[Task brief] Which lines below hold the word "może"? Copy all of them.
┌─ Supplied material
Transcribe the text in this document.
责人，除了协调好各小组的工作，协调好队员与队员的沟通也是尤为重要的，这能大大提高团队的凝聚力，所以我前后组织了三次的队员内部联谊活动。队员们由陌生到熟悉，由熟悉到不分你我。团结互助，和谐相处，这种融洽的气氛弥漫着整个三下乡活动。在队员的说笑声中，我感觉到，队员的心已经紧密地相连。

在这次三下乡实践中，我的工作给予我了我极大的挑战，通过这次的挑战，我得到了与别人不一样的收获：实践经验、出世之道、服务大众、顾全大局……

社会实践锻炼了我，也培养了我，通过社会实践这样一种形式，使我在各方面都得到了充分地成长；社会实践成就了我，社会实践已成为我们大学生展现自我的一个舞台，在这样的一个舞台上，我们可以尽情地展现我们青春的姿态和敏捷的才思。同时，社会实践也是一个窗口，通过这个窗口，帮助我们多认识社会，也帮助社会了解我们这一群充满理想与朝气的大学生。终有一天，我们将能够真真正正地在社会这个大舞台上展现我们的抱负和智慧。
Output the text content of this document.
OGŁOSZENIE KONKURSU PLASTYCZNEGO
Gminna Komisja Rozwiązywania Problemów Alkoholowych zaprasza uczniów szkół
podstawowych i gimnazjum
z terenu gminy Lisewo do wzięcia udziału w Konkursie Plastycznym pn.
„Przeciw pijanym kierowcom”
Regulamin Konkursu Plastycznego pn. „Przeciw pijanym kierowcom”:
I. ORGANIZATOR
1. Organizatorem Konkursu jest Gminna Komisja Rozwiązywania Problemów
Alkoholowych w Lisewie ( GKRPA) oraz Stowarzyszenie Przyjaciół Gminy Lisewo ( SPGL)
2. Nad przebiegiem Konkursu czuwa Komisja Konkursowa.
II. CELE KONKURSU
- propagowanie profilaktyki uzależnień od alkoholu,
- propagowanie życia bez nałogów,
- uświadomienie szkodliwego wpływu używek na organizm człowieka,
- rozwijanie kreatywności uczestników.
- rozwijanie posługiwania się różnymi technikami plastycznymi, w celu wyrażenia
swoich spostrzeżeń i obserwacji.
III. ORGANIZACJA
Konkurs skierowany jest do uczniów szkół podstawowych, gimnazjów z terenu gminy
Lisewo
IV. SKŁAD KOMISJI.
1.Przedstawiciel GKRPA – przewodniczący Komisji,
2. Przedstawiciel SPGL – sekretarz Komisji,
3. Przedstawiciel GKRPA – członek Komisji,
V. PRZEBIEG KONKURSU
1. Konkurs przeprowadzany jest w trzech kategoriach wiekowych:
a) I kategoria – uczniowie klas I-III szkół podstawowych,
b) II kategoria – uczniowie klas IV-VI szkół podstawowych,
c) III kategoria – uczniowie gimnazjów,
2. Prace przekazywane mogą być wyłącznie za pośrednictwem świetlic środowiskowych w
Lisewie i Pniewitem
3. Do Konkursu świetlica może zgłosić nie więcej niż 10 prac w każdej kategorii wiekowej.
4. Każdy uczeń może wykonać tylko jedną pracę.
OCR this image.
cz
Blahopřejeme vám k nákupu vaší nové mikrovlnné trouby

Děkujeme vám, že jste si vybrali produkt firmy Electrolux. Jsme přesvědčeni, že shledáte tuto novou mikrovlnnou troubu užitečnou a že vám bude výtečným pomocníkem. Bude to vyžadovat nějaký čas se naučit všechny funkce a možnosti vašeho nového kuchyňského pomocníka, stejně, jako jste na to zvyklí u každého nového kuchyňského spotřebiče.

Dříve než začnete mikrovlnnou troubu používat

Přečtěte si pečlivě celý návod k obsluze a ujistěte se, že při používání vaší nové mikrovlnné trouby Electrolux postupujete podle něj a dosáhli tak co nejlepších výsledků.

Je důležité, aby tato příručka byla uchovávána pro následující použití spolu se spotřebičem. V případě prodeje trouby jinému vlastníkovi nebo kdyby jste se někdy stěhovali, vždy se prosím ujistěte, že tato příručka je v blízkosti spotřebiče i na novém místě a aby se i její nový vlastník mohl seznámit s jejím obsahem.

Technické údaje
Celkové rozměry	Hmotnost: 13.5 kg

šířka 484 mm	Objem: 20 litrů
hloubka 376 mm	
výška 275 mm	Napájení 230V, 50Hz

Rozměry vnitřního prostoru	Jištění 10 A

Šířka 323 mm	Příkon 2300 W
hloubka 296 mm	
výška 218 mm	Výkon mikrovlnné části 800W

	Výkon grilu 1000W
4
└─
[Full solution]
3. Do Konkursu świetlica może zgłosić nie więcej niż 10 prac w każdej kategorii wiekowej.
4. Każdy uczeń może wykonać tylko jedną pracę.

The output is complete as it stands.